THE PROBLEM » Where a line of the material contains the string "Step", copy that line.

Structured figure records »
— START —

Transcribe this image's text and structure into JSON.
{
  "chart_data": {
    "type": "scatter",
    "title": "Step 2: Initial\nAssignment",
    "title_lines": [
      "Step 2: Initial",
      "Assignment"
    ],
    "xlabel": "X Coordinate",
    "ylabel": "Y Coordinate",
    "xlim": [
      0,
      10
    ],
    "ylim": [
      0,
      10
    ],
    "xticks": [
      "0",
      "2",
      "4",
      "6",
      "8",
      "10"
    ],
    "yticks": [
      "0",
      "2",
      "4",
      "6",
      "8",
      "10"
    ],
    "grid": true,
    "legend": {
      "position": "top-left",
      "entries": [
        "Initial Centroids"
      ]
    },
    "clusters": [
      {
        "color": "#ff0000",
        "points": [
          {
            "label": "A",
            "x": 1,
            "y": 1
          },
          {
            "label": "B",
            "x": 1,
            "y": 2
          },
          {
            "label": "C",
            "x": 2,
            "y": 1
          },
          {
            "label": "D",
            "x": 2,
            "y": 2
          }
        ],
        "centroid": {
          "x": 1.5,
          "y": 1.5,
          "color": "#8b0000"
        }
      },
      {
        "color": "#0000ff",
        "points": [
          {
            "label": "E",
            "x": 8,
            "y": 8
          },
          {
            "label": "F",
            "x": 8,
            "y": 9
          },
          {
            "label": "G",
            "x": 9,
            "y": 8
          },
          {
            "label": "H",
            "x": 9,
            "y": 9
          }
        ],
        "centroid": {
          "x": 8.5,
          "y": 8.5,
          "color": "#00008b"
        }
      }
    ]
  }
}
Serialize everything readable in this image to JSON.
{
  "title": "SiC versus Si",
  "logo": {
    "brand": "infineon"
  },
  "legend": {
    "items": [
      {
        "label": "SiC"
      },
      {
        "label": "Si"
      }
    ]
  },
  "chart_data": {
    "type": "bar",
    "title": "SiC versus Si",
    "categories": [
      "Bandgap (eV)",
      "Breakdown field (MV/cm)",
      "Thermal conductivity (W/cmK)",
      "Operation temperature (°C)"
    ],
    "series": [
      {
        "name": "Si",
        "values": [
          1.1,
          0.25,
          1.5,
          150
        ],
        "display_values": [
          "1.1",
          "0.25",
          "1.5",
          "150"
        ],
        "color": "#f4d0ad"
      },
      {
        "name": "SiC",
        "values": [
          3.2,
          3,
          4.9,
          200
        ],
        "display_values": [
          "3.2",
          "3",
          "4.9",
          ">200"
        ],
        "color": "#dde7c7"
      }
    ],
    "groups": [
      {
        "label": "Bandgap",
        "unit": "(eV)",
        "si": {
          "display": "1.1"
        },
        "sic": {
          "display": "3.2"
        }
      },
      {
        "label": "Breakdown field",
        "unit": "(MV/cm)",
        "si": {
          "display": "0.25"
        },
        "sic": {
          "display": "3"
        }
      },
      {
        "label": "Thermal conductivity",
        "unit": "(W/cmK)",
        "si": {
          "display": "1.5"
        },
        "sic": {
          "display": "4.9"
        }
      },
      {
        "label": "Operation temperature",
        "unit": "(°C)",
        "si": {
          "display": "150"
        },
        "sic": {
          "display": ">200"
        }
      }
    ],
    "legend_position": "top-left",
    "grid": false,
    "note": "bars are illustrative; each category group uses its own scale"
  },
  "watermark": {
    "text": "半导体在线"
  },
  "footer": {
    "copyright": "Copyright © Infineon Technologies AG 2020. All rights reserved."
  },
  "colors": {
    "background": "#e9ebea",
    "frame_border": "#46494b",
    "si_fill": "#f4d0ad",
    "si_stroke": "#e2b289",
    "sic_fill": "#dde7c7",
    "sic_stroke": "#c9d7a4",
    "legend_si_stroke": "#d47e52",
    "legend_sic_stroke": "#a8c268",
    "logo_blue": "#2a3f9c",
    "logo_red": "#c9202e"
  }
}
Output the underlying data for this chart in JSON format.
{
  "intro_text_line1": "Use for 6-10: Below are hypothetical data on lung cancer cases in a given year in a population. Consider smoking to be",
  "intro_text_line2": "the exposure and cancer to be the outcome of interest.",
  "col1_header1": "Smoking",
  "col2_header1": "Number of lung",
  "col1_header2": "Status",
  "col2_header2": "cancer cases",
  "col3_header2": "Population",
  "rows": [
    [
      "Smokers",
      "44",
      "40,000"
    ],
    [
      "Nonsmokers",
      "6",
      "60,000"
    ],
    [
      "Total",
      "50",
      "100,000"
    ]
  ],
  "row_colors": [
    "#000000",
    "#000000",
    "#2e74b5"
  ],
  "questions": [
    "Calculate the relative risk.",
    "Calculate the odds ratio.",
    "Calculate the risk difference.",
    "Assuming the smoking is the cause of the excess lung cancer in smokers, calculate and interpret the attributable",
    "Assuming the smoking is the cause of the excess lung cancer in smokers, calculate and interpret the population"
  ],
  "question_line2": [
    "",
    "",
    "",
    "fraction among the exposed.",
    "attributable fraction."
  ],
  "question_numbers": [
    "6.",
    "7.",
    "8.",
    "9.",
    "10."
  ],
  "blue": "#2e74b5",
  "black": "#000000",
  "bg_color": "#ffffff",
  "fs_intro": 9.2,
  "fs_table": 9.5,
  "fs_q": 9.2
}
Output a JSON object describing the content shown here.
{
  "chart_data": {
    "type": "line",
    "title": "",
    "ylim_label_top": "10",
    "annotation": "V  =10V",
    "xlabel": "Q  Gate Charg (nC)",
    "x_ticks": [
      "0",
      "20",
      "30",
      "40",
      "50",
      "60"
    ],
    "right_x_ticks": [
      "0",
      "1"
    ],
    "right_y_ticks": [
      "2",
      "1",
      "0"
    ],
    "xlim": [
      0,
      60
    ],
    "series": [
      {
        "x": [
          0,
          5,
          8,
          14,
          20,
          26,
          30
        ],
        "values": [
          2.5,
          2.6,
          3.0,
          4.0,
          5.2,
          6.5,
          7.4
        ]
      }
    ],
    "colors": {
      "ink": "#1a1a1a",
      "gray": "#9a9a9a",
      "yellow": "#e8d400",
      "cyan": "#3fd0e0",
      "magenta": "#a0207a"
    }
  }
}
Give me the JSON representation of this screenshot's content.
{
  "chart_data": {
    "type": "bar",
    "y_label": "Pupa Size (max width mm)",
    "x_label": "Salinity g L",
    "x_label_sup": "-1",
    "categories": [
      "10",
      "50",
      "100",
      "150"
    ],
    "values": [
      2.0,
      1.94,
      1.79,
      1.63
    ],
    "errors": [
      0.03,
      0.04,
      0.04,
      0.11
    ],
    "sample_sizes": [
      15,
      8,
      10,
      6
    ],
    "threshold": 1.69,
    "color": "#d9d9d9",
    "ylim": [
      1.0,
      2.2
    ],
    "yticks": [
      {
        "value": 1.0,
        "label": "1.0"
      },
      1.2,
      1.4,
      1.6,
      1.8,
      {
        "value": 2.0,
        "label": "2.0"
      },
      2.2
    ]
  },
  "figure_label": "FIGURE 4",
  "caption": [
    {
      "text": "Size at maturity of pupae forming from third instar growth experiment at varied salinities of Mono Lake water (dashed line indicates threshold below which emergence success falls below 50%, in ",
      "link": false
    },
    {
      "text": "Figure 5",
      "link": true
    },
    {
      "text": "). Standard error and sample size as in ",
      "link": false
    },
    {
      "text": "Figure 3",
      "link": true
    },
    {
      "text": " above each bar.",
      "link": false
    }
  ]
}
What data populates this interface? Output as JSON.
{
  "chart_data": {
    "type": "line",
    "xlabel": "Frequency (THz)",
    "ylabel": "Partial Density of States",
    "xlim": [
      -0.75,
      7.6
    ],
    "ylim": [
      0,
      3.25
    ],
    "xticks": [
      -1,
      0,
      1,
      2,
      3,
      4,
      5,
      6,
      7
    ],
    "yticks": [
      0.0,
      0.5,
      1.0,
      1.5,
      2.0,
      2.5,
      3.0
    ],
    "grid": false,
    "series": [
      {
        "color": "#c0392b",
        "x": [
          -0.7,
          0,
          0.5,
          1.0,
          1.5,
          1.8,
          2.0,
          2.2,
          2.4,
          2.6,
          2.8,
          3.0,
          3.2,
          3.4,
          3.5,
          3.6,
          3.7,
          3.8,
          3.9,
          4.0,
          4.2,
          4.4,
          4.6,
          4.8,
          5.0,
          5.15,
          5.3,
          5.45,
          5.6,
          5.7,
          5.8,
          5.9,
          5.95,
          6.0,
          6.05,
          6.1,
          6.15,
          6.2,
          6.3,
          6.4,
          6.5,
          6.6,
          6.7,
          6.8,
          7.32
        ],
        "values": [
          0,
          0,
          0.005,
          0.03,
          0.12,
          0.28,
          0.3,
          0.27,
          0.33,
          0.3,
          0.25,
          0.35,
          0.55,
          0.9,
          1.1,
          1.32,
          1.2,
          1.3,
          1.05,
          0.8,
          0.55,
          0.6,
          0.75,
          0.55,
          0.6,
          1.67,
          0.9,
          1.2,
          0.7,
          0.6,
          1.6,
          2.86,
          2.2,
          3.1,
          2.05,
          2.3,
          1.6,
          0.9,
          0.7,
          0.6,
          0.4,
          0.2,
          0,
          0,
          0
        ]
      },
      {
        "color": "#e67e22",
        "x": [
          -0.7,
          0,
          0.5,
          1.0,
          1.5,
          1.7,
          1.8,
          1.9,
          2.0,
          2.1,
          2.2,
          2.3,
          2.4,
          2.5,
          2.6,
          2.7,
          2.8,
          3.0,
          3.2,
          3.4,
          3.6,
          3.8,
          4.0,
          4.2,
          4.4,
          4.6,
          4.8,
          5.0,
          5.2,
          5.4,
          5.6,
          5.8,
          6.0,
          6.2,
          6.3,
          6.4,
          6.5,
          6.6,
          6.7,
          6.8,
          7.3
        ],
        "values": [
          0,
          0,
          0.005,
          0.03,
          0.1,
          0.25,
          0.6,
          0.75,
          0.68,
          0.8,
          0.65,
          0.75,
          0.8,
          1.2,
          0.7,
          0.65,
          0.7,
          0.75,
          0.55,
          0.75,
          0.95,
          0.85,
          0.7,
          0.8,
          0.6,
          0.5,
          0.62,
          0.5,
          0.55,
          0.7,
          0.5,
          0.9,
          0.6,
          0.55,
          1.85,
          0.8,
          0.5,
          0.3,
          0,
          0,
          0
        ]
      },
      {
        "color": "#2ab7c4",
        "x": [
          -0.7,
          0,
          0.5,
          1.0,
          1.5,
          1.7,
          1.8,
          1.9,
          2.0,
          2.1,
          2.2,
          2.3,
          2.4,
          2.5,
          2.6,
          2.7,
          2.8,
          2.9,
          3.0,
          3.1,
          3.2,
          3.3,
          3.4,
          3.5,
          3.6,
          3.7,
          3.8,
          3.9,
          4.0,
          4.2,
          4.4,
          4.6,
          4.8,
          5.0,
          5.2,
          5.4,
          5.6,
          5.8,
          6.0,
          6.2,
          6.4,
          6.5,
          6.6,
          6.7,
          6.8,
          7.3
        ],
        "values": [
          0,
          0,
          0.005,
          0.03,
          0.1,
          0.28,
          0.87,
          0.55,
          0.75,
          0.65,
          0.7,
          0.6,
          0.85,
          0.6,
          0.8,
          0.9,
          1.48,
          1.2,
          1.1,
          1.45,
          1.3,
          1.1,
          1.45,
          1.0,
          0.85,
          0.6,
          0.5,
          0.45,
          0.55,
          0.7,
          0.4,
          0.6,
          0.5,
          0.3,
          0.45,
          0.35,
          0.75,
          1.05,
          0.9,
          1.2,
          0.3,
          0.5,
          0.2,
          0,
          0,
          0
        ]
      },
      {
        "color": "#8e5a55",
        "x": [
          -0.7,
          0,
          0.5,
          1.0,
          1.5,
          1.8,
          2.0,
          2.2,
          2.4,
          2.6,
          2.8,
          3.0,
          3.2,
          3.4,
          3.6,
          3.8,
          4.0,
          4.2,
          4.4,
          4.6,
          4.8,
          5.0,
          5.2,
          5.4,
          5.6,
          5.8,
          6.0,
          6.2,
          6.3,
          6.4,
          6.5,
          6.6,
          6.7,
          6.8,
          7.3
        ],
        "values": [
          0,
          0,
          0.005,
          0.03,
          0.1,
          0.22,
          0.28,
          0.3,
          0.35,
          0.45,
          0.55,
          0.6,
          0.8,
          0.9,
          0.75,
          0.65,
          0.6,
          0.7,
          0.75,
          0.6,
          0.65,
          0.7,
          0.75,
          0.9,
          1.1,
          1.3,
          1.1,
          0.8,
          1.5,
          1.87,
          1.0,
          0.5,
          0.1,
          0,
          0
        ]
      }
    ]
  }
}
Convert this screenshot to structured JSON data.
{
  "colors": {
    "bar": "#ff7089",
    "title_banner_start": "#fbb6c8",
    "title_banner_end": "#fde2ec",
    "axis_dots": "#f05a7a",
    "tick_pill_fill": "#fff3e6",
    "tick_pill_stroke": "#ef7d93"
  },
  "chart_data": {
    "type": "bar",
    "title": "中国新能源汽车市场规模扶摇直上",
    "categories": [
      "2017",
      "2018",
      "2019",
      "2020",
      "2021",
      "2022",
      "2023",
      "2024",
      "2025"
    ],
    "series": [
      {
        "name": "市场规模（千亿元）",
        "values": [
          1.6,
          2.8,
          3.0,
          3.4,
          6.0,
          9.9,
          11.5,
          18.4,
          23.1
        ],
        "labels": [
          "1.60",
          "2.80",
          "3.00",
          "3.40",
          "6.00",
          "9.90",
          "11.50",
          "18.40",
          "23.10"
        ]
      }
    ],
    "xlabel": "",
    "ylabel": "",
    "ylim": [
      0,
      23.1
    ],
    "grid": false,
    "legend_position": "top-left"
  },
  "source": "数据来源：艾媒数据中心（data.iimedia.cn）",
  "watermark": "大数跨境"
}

— END —

THE REPLY »
    "title": "Step 2: Initial\nAssignment",
      "Step 2: Initial",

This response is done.